Data tied to figure images:
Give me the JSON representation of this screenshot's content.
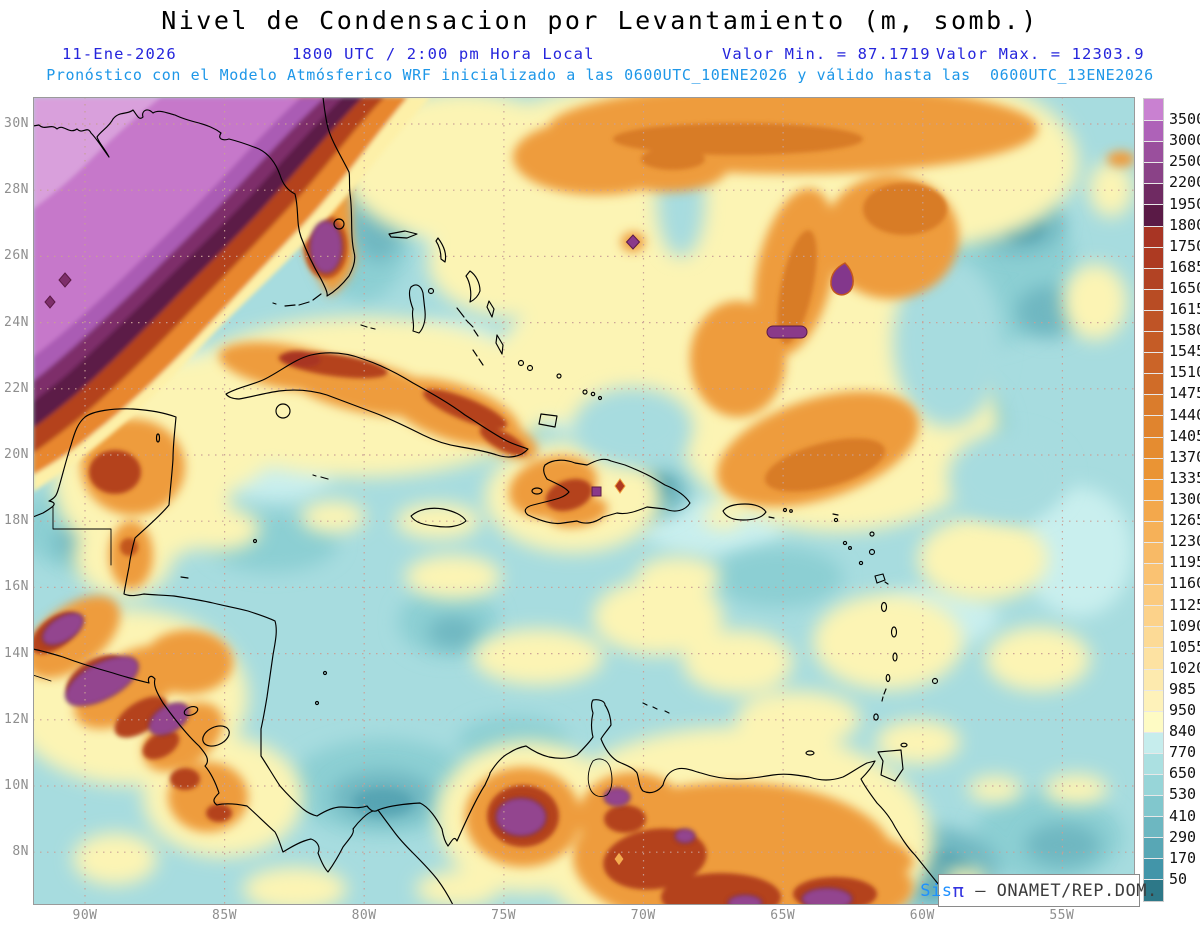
{
  "header": {
    "title": "Nivel de Condensacion por Levantamiento (m, somb.)",
    "date": "11-Ene-2026",
    "time": "1800 UTC / 2:00 pm Hora Local",
    "value_min_label": "Valor Min. = 87.1719",
    "value_max_label": "Valor Max. = 12303.9",
    "forecast_line": "Pronóstico con el Modelo Atmósferico WRF inicializado a las 0600UTC_10ENE2026 y válido hasta las  0600UTC_13ENE2026"
  },
  "map": {
    "lat_labels": [
      "30N",
      "28N",
      "26N",
      "24N",
      "22N",
      "20N",
      "18N",
      "16N",
      "14N",
      "12N",
      "10N",
      "8N"
    ],
    "lon_labels": [
      "90W",
      "85W",
      "80W",
      "75W",
      "70W",
      "65W",
      "60W",
      "55W"
    ]
  },
  "colorbar": {
    "levels": [
      3500,
      3000,
      2500,
      2200,
      1950,
      1800,
      1750,
      1685,
      1650,
      1615,
      1580,
      1545,
      1510,
      1475,
      1440,
      1405,
      1370,
      1335,
      1300,
      1265,
      1230,
      1195,
      1160,
      1125,
      1090,
      1055,
      1020,
      985,
      950,
      840,
      770,
      650,
      530,
      410,
      290,
      170,
      50
    ],
    "colors": [
      "#c981d1",
      "#ae62b8",
      "#9a4f9d",
      "#8a4287",
      "#6f2a62",
      "#5a1a46",
      "#a83524",
      "#ad3a22",
      "#b24324",
      "#b84c24",
      "#bf5426",
      "#c55c26",
      "#cb6428",
      "#d06c28",
      "#da7c2c",
      "#e0842e",
      "#e58c30",
      "#ea9434",
      "#f09e3e",
      "#f3a84c",
      "#f6b158",
      "#f8ba66",
      "#fac272",
      "#fbca7e",
      "#fcd28a",
      "#fcda96",
      "#fde2a2",
      "#fdeaae",
      "#fef2ba",
      "#fefbc4",
      "#c6eded",
      "#abe0e1",
      "#97d5d8",
      "#81c7cd",
      "#6db7c1",
      "#58a7b5",
      "#4295a9",
      "#2d7888"
    ]
  },
  "attribution": {
    "brand": "Sis",
    "pi": "π",
    "rest": " – ONAMET/REP.DOM."
  },
  "chart_data": {
    "type": "heatmap",
    "title": "Nivel de Condensacion por Levantamiento (m, somb.)",
    "units": "m",
    "valid_date": "11-Ene-2026",
    "valid_time": "1800 UTC / 2:00 pm Hora Local",
    "value_min": 87.1719,
    "value_max": 12303.9,
    "model_run": "0600UTC_10ENE2026",
    "valid_until": "0600UTC_13ENE2026",
    "x_ticks": [
      "90W",
      "85W",
      "80W",
      "75W",
      "70W",
      "65W",
      "60W",
      "55W"
    ],
    "y_ticks": [
      "30N",
      "28N",
      "26N",
      "24N",
      "22N",
      "20N",
      "18N",
      "16N",
      "14N",
      "12N",
      "10N",
      "8N"
    ],
    "contour_levels": [
      50,
      170,
      290,
      410,
      530,
      650,
      770,
      840,
      950,
      985,
      1020,
      1055,
      1090,
      1125,
      1160,
      1195,
      1230,
      1265,
      1300,
      1335,
      1370,
      1405,
      1440,
      1475,
      1510,
      1545,
      1580,
      1615,
      1650,
      1685,
      1750,
      1800,
      1950,
      2200,
      2500,
      3000,
      3500
    ],
    "legend_position": "right"
  }
}
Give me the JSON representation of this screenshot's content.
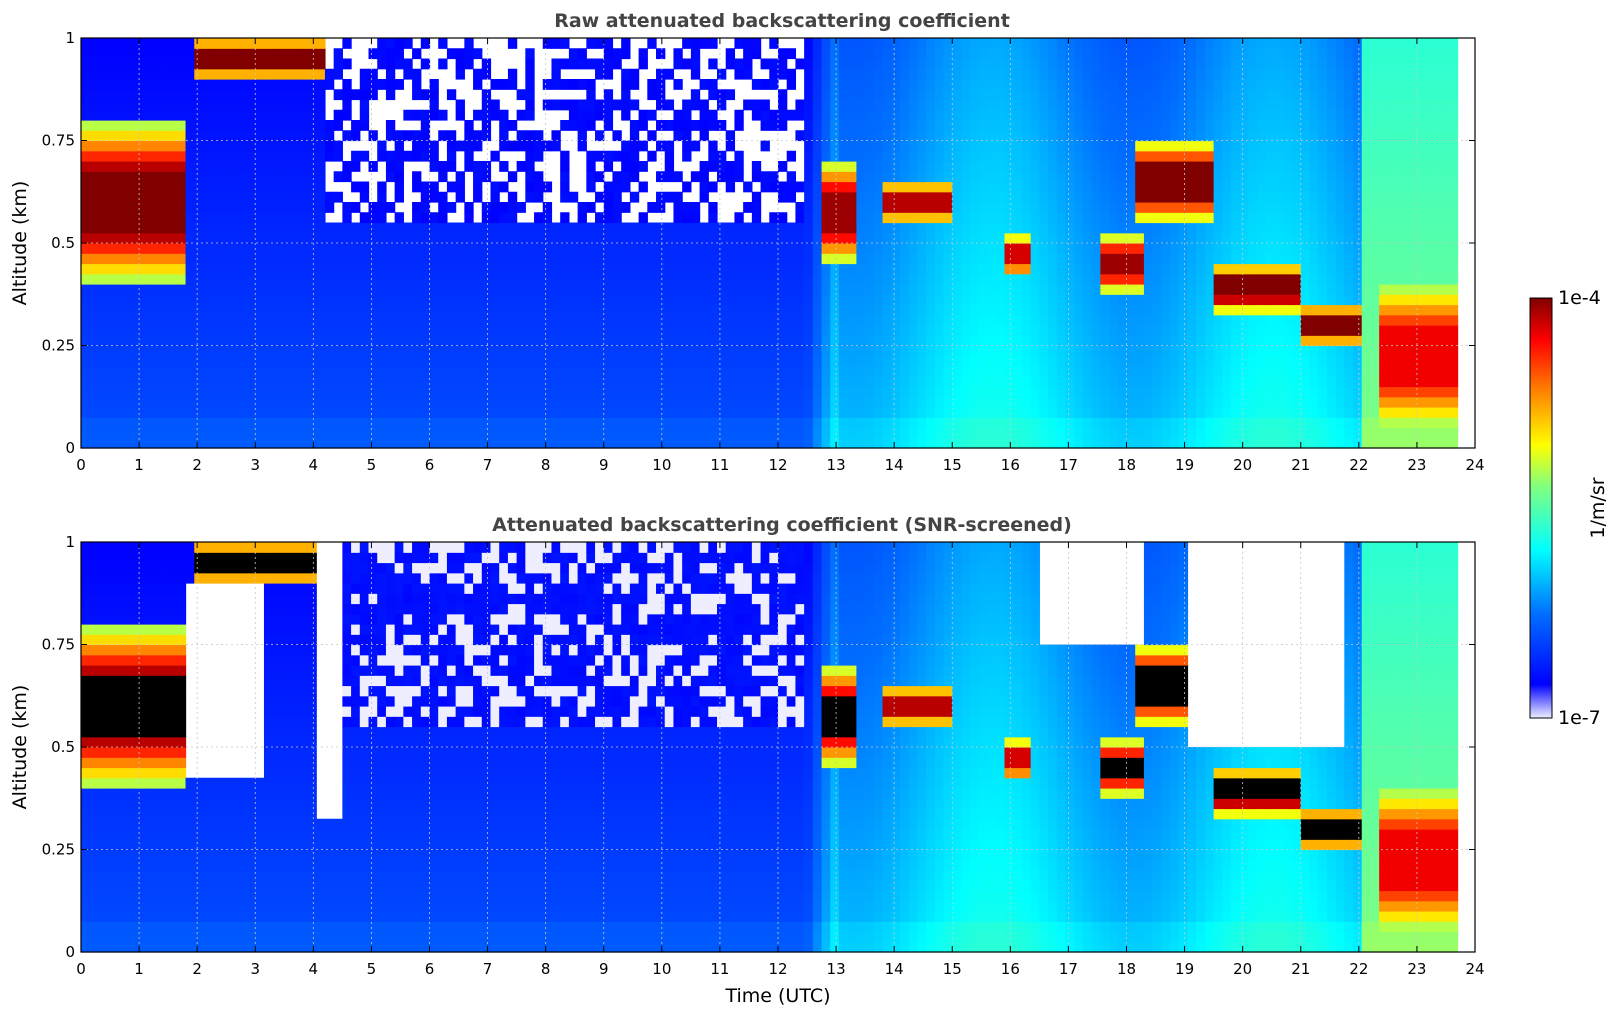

> YOUR TASK
Transcribe all of the entries word for word, but skip any pictures they contain.

> WRITTEN REPLY
Give me the JSON representation of this screenshot's content.
{
  "header": {
    "title": "Nivel de Condensacion por Levantamiento (m, somb.)",
    "date": "11-Ene-2026",
    "time": "1800 UTC / 2:00 pm Hora Local",
    "value_min_label": "Valor Min. = 87.1719",
    "value_max_label": "Valor Max. = 12303.9",
    "forecast_line": "Pronóstico con el Modelo Atmósferico WRF inicializado a las 0600UTC_10ENE2026 y válido hasta las  0600UTC_13ENE2026"
  },
  "map": {
    "lat_labels": [
      "30N",
      "28N",
      "26N",
      "24N",
      "22N",
      "20N",
      "18N",
      "16N",
      "14N",
      "12N",
      "10N",
      "8N"
    ],
    "lon_labels": [
      "90W",
      "85W",
      "80W",
      "75W",
      "70W",
      "65W",
      "60W",
      "55W"
    ]
  },
  "colorbar": {
    "levels": [
      3500,
      3000,
      2500,
      2200,
      1950,
      1800,
      1750,
      1685,
      1650,
      1615,
      1580,
      1545,
      1510,
      1475,
      1440,
      1405,
      1370,
      1335,
      1300,
      1265,
      1230,
      1195,
      1160,
      1125,
      1090,
      1055,
      1020,
      985,
      950,
      840,
      770,
      650,
      530,
      410,
      290,
      170,
      50
    ],
    "colors": [
      "#c981d1",
      "#ae62b8",
      "#9a4f9d",
      "#8a4287",
      "#6f2a62",
      "#5a1a46",
      "#a83524",
      "#ad3a22",
      "#b24324",
      "#b84c24",
      "#bf5426",
      "#c55c26",
      "#cb6428",
      "#d06c28",
      "#da7c2c",
      "#e0842e",
      "#e58c30",
      "#ea9434",
      "#f09e3e",
      "#f3a84c",
      "#f6b158",
      "#f8ba66",
      "#fac272",
      "#fbca7e",
      "#fcd28a",
      "#fcda96",
      "#fde2a2",
      "#fdeaae",
      "#fef2ba",
      "#fefbc4",
      "#c6eded",
      "#abe0e1",
      "#97d5d8",
      "#81c7cd",
      "#6db7c1",
      "#58a7b5",
      "#4295a9",
      "#2d7888"
    ]
  },
  "attribution": {
    "brand": "Sis",
    "pi": "π",
    "rest": " – ONAMET/REP.DOM."
  },
  "chart_data": {
    "type": "heatmap",
    "title": "Nivel de Condensacion por Levantamiento (m, somb.)",
    "units": "m",
    "valid_date": "11-Ene-2026",
    "valid_time": "1800 UTC / 2:00 pm Hora Local",
    "value_min": 87.1719,
    "value_max": 12303.9,
    "model_run": "0600UTC_10ENE2026",
    "valid_until": "0600UTC_13ENE2026",
    "x_ticks": [
      "90W",
      "85W",
      "80W",
      "75W",
      "70W",
      "65W",
      "60W",
      "55W"
    ],
    "y_ticks": [
      "30N",
      "28N",
      "26N",
      "24N",
      "22N",
      "20N",
      "18N",
      "16N",
      "14N",
      "12N",
      "10N",
      "8N"
    ],
    "contour_levels": [
      50,
      170,
      290,
      410,
      530,
      650,
      770,
      840,
      950,
      985,
      1020,
      1055,
      1090,
      1125,
      1160,
      1195,
      1230,
      1265,
      1300,
      1335,
      1370,
      1405,
      1440,
      1475,
      1510,
      1545,
      1580,
      1615,
      1650,
      1685,
      1750,
      1800,
      1950,
      2200,
      2500,
      3000,
      3500
    ],
    "legend_position": "right"
  }
}
Give me the JSON representation of this screenshot's content.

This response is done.